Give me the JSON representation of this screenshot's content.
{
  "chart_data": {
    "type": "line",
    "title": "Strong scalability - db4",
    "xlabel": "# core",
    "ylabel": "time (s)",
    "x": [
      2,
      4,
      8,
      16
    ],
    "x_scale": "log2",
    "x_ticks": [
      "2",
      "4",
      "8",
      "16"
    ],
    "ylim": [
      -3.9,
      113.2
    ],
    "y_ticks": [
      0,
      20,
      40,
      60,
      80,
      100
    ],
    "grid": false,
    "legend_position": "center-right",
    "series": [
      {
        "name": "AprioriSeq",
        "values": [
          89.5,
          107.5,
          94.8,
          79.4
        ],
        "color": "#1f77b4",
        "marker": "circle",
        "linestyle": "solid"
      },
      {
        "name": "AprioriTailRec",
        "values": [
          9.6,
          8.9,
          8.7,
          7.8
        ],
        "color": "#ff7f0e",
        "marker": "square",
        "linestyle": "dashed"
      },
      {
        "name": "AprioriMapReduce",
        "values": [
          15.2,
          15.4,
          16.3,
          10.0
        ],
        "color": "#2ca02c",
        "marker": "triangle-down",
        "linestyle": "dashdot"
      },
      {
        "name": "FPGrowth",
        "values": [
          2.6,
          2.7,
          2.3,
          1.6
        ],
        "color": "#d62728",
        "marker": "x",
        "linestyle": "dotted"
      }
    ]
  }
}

● ● ● ● ● ● ●

Everything in the listing above should be restated exactly.

*Full response*:
Give me the JSON representation of this screenshot's content.
{
  "chart_data": {
    "type": "line",
    "title": "Strong scalability - db4",
    "xlabel": "# core",
    "ylabel": "time (s)",
    "x": [
      2,
      4,
      8,
      16
    ],
    "x_scale": "log2",
    "x_ticks": [
      "2",
      "4",
      "8",
      "16"
    ],
    "ylim": [
      -3.9,
      113.2
    ],
    "y_ticks": [
      0,
      20,
      40,
      60,
      80,
      100
    ],
    "grid": false,
    "legend_position": "center-right",
    "series": [
      {
        "name": "AprioriSeq",
        "values": [
          89.5,
          107.5,
          94.8,
          79.4
        ],
        "color": "#1f77b4",
        "marker": "circle",
        "linestyle": "solid"
      },
      {
        "name": "AprioriTailRec",
        "values": [
          9.6,
          8.9,
          8.7,
          7.8
        ],
        "color": "#ff7f0e",
        "marker": "square",
        "linestyle": "dashed"
      },
      {
        "name": "AprioriMapReduce",
        "values": [
          15.2,
          15.4,
          16.3,
          10.0
        ],
        "color": "#2ca02c",
        "marker": "triangle-down",
        "linestyle": "dashdot"
      },
      {
        "name": "FPGrowth",
        "values": [
          2.6,
          2.7,
          2.3,
          1.6
        ],
        "color": "#d62728",
        "marker": "x",
        "linestyle": "dotted"
      }
    ]
  }
}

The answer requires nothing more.